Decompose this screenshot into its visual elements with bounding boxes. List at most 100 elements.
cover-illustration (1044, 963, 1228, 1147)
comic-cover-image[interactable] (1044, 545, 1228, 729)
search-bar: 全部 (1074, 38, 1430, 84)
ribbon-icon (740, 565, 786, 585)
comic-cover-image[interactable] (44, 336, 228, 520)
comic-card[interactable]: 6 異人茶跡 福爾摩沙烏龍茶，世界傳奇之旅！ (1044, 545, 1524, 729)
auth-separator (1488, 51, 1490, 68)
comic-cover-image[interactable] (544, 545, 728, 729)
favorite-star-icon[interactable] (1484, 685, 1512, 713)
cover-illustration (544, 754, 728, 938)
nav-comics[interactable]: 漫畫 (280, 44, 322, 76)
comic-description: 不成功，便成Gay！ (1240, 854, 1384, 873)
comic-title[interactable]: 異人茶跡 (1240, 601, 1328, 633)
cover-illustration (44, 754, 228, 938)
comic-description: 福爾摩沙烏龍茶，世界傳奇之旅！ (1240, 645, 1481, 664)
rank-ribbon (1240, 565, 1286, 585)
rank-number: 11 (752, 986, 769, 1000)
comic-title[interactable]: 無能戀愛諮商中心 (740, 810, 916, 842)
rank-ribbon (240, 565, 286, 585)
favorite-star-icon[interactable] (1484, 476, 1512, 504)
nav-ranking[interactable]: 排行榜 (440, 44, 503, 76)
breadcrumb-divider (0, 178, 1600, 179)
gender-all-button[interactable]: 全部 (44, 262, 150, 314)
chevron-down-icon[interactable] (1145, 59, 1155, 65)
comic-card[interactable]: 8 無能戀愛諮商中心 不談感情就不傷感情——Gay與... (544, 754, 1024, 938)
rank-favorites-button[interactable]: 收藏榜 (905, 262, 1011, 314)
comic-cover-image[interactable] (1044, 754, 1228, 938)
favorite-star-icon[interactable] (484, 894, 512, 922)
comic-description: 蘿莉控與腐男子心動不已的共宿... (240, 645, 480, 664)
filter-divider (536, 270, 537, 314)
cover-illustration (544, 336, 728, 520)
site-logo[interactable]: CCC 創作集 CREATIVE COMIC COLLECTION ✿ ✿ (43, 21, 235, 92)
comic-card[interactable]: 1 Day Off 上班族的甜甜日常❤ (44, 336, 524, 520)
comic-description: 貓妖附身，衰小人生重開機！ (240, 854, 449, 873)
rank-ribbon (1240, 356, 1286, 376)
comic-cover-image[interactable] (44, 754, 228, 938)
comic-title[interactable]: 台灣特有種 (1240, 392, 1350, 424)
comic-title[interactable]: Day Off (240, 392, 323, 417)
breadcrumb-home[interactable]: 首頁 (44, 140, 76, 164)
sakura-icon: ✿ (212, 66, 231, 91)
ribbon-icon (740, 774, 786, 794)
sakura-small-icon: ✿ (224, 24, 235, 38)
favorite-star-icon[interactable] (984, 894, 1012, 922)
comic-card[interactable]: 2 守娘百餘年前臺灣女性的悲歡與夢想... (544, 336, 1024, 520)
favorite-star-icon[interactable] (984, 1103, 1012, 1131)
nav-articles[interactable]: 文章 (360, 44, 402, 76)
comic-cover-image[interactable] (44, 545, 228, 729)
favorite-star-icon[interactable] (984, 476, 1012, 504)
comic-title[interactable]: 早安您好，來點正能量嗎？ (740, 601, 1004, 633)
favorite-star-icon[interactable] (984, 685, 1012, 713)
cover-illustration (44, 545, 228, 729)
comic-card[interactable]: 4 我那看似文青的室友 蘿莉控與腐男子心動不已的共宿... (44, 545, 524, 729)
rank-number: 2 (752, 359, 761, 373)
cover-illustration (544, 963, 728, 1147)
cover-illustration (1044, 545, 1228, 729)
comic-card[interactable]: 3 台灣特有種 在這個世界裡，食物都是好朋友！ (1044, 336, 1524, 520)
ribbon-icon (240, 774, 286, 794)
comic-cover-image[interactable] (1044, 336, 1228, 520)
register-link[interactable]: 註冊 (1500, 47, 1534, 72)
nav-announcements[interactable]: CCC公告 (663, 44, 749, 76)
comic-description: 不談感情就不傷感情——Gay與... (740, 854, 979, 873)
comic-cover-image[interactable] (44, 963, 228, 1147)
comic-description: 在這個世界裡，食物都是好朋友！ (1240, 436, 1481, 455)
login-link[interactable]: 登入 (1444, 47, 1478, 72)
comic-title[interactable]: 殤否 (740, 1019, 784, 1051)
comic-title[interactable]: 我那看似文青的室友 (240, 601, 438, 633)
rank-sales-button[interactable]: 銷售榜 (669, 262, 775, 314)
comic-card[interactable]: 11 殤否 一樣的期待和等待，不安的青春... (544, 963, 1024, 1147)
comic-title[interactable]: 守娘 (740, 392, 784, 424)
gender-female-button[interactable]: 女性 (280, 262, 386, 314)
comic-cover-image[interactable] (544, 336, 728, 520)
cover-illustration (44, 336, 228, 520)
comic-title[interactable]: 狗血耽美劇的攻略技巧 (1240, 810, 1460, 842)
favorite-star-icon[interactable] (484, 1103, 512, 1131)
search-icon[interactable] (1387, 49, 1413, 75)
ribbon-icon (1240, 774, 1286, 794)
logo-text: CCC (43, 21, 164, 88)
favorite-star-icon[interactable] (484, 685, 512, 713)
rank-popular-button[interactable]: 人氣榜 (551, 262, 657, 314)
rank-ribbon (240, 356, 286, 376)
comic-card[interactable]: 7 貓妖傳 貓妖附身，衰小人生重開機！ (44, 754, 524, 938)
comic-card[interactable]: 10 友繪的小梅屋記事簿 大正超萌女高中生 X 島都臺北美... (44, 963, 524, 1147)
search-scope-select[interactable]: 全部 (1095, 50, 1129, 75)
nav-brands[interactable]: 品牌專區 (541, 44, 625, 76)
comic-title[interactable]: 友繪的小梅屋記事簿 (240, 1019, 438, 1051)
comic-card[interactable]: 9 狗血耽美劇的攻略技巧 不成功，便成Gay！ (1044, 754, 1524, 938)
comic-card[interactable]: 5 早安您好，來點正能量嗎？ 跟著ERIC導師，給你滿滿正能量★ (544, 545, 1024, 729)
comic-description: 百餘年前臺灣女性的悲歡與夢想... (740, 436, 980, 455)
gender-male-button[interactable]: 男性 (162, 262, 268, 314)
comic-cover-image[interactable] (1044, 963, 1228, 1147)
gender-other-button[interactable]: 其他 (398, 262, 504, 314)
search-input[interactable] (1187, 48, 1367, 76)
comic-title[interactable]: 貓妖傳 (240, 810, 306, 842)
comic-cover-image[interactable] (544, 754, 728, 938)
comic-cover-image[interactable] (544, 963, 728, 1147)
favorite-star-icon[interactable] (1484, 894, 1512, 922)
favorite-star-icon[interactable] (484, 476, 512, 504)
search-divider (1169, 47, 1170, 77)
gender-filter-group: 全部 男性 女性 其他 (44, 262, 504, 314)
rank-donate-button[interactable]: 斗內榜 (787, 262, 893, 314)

************

■ **Exercise aim**
Copy the listing above word for word, starting from its first line and ending with the line that contains "rank-ribbon (1240, 356, 1286, 376)", including that line.

■ **Solution for this exercise**
Decompose this screenshot into its visual elements with bounding boxes. List at most 100 elements.
cover-illustration (1044, 963, 1228, 1147)
comic-cover-image[interactable] (1044, 545, 1228, 729)
search-bar: 全部 (1074, 38, 1430, 84)
ribbon-icon (740, 565, 786, 585)
comic-cover-image[interactable] (44, 336, 228, 520)
comic-card[interactable]: 6 異人茶跡 福爾摩沙烏龍茶，世界傳奇之旅！ (1044, 545, 1524, 729)
auth-separator (1488, 51, 1490, 68)
comic-cover-image[interactable] (544, 545, 728, 729)
favorite-star-icon[interactable] (1484, 685, 1512, 713)
cover-illustration (544, 754, 728, 938)
nav-comics[interactable]: 漫畫 (280, 44, 322, 76)
comic-description: 不成功，便成Gay！ (1240, 854, 1384, 873)
comic-title[interactable]: 異人茶跡 (1240, 601, 1328, 633)
cover-illustration (44, 754, 228, 938)
comic-description: 福爾摩沙烏龍茶，世界傳奇之旅！ (1240, 645, 1481, 664)
rank-ribbon (1240, 565, 1286, 585)
rank-number: 11 (752, 986, 769, 1000)
comic-title[interactable]: 無能戀愛諮商中心 (740, 810, 916, 842)
rank-ribbon (240, 565, 286, 585)
favorite-star-icon[interactable] (1484, 476, 1512, 504)
nav-ranking[interactable]: 排行榜 (440, 44, 503, 76)
breadcrumb-divider (0, 178, 1600, 179)
gender-all-button[interactable]: 全部 (44, 262, 150, 314)
chevron-down-icon[interactable] (1145, 59, 1155, 65)
comic-card[interactable]: 8 無能戀愛諮商中心 不談感情就不傷感情——Gay與... (544, 754, 1024, 938)
rank-favorites-button[interactable]: 收藏榜 (905, 262, 1011, 314)
comic-cover-image[interactable] (1044, 754, 1228, 938)
favorite-star-icon[interactable] (484, 894, 512, 922)
comic-description: 蘿莉控與腐男子心動不已的共宿... (240, 645, 480, 664)
filter-divider (536, 270, 537, 314)
cover-illustration (544, 336, 728, 520)
site-logo[interactable]: CCC 創作集 CREATIVE COMIC COLLECTION ✿ ✿ (43, 21, 235, 92)
comic-card[interactable]: 1 Day Off 上班族的甜甜日常❤ (44, 336, 524, 520)
comic-description: 貓妖附身，衰小人生重開機！ (240, 854, 449, 873)
rank-ribbon (1240, 356, 1286, 376)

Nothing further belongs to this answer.